**List of tasks:**
1. According to the passage on retention after mid-urethral tape, what is the most common cause of that retention?
2. Repeat the passage on retention after mid-urethral tape word for word, everything from "Talking to the" down to "it, he added.".

**Passage provided:**
Content starts

The most common cause of retention following a mid-urethral tape is excessive tension placed at the time the sling is secured. “It’s not just retention, it’s also obstruction,” pointed out Dr. Winters.  Talk to the patient, he advised, and find out when symptoms first appeared. “The history is the most important. Ask the patient, ‘Did symptoms occur at the time of the sling?’ ”

Talking to the patient may be more effective than urodynamics at determining the cause of obstruction, pointed out Dr. Winters. “There is no normative data,” he said, “and there are a number of authors who suggest that this doesn’t correlate.”

Timing of intervention is also crucial. “If you wait too long and storage problems develop,” said Dr. Winters, “they may not go away.”

The best approach is to go back in and loosen the tape within days of surgery. “It’s better to loosen the tape within the week rather than going in later and transsecting it,” said Dr. Winters. “This just opens the door to recurrence.” Make sure you know where the sling is before you try to adjust it, he added.

Content ends

**Source material:**
Content starts

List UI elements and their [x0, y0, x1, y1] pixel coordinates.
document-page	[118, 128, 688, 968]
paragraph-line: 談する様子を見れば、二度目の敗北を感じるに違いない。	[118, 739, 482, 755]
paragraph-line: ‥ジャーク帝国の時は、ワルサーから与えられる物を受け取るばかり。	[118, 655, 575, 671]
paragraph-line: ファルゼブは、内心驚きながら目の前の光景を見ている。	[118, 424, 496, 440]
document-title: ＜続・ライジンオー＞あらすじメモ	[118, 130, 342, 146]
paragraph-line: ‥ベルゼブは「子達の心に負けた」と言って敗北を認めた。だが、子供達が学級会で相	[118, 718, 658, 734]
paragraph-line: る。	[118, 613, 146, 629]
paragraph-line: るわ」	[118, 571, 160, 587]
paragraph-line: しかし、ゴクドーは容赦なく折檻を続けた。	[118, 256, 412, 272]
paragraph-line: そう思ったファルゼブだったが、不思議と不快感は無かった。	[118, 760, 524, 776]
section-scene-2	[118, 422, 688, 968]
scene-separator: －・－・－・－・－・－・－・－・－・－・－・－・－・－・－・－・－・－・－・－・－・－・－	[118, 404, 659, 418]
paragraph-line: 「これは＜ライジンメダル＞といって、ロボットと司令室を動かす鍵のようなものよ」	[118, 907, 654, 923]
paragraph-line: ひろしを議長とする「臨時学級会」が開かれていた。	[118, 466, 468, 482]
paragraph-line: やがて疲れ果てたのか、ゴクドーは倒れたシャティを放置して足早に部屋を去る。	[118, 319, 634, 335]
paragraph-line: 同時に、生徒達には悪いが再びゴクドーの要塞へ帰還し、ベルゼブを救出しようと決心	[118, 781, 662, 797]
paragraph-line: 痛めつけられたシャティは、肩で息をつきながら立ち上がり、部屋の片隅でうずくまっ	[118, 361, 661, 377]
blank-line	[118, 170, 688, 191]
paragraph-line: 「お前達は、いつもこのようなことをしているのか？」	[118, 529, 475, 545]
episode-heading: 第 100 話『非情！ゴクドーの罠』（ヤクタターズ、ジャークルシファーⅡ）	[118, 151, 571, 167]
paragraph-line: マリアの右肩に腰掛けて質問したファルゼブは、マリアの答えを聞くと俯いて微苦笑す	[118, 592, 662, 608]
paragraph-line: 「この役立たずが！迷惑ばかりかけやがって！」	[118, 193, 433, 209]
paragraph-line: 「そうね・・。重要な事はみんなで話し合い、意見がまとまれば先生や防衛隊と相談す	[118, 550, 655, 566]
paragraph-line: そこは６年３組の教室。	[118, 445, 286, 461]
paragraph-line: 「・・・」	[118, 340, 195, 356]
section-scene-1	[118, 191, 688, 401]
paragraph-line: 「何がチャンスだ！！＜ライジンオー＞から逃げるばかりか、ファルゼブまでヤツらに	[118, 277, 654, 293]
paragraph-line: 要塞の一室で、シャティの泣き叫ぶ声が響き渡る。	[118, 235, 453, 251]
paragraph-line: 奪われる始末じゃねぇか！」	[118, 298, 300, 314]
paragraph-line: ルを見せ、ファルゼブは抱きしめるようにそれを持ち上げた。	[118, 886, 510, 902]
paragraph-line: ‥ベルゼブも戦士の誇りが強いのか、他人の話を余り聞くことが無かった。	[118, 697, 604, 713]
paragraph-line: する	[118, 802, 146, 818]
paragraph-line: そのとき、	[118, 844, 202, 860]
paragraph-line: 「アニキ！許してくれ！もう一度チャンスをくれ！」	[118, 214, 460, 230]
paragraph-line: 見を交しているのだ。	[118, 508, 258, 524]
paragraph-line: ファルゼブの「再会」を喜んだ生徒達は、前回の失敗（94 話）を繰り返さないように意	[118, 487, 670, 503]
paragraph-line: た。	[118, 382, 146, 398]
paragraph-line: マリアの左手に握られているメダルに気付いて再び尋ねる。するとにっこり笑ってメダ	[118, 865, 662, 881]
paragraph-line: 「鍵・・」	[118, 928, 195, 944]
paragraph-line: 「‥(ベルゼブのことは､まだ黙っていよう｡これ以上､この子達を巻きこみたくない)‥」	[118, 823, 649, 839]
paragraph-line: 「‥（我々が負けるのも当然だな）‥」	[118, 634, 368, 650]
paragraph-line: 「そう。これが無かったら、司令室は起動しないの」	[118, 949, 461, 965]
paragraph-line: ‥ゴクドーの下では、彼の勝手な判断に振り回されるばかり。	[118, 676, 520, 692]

Content ends

**Responses:**
1. Excessive tension placed on the tape at the time the sling is secured.

2.
Talking to the patient may be more effective than urodynamics at determining the cause of obstruction, pointed out Dr. Winters. “There is no normative data,” he said, “and there are a number of authors who suggest that this doesn’t correlate.”

Timing of intervention is also crucial. “If you wait too long and storage problems develop,” said Dr. Winters, “they may not go away.”

The best approach is to go back in and loosen the tape within days of surgery. “It’s better to loosen the tape within the week rather than going in later and transsecting it,” said Dr. Winters. “This just opens the door to recurrence.” Make sure you know where the sling is before you try to adjust it, he added.